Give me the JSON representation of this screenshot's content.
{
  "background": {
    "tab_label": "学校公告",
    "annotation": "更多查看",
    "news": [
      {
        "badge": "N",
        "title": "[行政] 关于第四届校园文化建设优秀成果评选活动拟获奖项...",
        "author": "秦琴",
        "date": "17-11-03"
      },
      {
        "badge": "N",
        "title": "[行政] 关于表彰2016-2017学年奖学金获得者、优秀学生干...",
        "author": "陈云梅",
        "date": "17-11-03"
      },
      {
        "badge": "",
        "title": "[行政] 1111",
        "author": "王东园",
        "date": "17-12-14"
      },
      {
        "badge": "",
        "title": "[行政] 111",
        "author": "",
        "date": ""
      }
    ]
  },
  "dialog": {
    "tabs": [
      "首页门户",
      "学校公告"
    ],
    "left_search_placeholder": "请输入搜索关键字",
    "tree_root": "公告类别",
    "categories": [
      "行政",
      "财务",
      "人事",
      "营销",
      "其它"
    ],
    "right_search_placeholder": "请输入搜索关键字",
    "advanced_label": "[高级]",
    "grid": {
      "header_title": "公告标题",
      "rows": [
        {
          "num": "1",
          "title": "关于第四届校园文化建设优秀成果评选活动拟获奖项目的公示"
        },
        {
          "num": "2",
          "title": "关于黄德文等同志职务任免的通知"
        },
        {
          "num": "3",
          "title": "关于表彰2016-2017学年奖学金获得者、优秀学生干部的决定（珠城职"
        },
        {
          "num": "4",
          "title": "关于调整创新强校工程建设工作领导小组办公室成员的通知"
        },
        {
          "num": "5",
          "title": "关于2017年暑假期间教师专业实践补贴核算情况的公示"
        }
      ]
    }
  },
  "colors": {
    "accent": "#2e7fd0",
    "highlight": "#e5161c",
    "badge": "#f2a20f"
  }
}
****
→ Task objective: Show each line of the data that contains the string "date".

→ The reply:
        "date": "17-11-03"
        "date": "17-11-03"
        "date": "17-12-14"
        "date": ""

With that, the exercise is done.